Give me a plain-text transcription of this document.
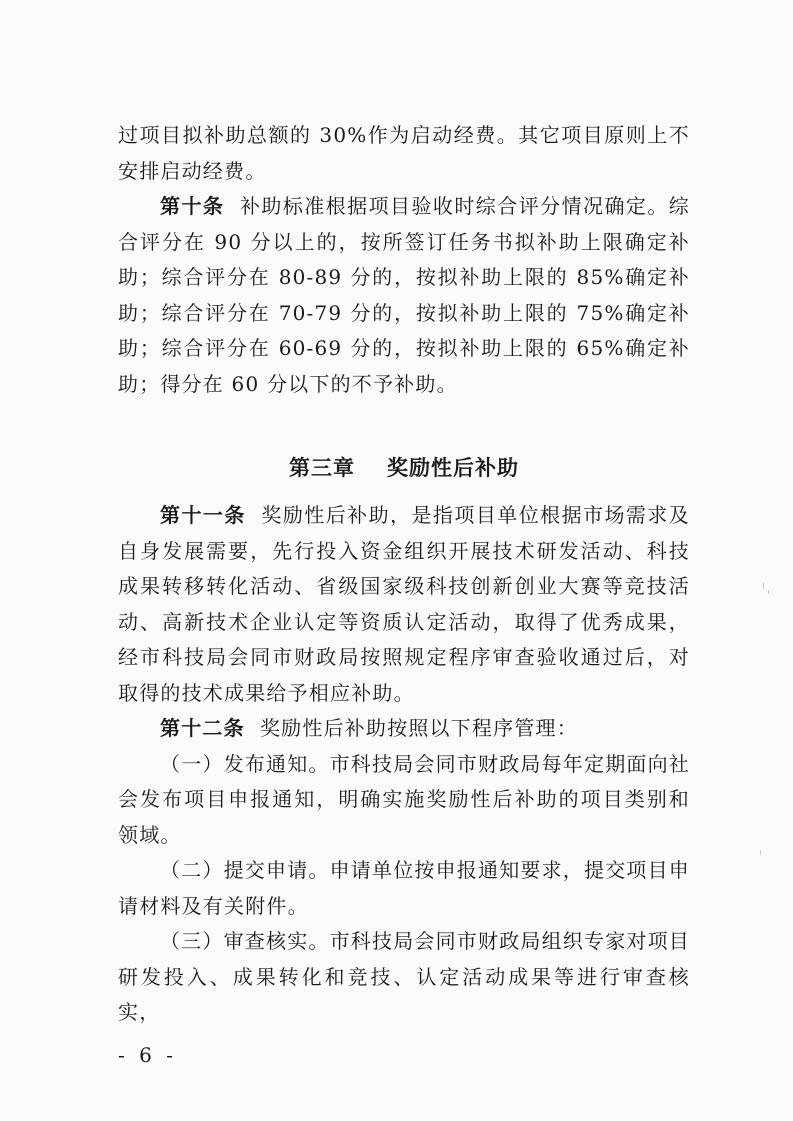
过项目拟补助总额的 30%作为启动经费。其它项目原则上不安排启动经费。

第十条 补助标准根据项目验收时综合评分情况确定。综合评分在 90 分以上的，按所签订任务书拟补助上限确定补助；综合评分在 80-89 分的，按拟补助上限的 85%确定补助；综合评分在 70-79 分的，按拟补助上限的 75%确定补助；综合评分在 60-69 分的，按拟补助上限的 65%确定补助；得分在 60 分以下的不予补助。

第三章 奖励性后补助

第十一条 奖励性后补助，是指项目单位根据市场需求及自身发展需要，先行投入资金组织开展技术研发活动、科技成果转移转化活动、省级国家级科技创新创业大赛等竞技活动、高新技术企业认定等资质认定活动，取得了优秀成果，经市科技局会同市财政局按照规定程序审查验收通过后，对取得的技术成果给予相应补助。

第十二条 奖励性后补助按照以下程序管理：

（一）发布通知。市科技局会同市财政局每年定期面向社会发布项目申报通知，明确实施奖励性后补助的项目类别和领域。

（二）提交申请。申请单位按申报通知要求，提交项目申请材料及有关附件。

（三）审查核实。市科技局会同市财政局组织专家对项目研发投入、成果转化和竞技、认定活动成果等进行审查核实，

- 6 -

> _WORK INSTRUCTIONS_
Images do not belong in the copy; reproduce all other parts of the records above verbatim.

> _EXERCISE OUTPUT_
Give me a plain-text transcription of this document.
过项目拟补助总额的 30%作为启动经费。其它项目原则上不安排启动经费。

第十条 补助标准根据项目验收时综合评分情况确定。综合评分在 90 分以上的，按所签订任务书拟补助上限确定补助；综合评分在 80-89 分的，按拟补助上限的 85%确定补助；综合评分在 70-79 分的，按拟补助上限的 75%确定补助；综合评分在 60-69 分的，按拟补助上限的 65%确定补助；得分在 60 分以下的不予补助。

第三章 奖励性后补助

第十一条 奖励性后补助，是指项目单位根据市场需求及自身发展需要，先行投入资金组织开展技术研发活动、科技成果转移转化活动、省级国家级科技创新创业大赛等竞技活动、高新技术企业认定等资质认定活动，取得了优秀成果，经市科技局会同市财政局按照规定程序审查验收通过后，对取得的技术成果给予相应补助。

第十二条 奖励性后补助按照以下程序管理：

（一）发布通知。市科技局会同市财政局每年定期面向社会发布项目申报通知，明确实施奖励性后补助的项目类别和领域。

（二）提交申请。申请单位按申报通知要求，提交项目申请材料及有关附件。

（三）审查核实。市科技局会同市财政局组织专家对项目研发投入、成果转化和竞技、认定活动成果等进行审查核实，

- 6 -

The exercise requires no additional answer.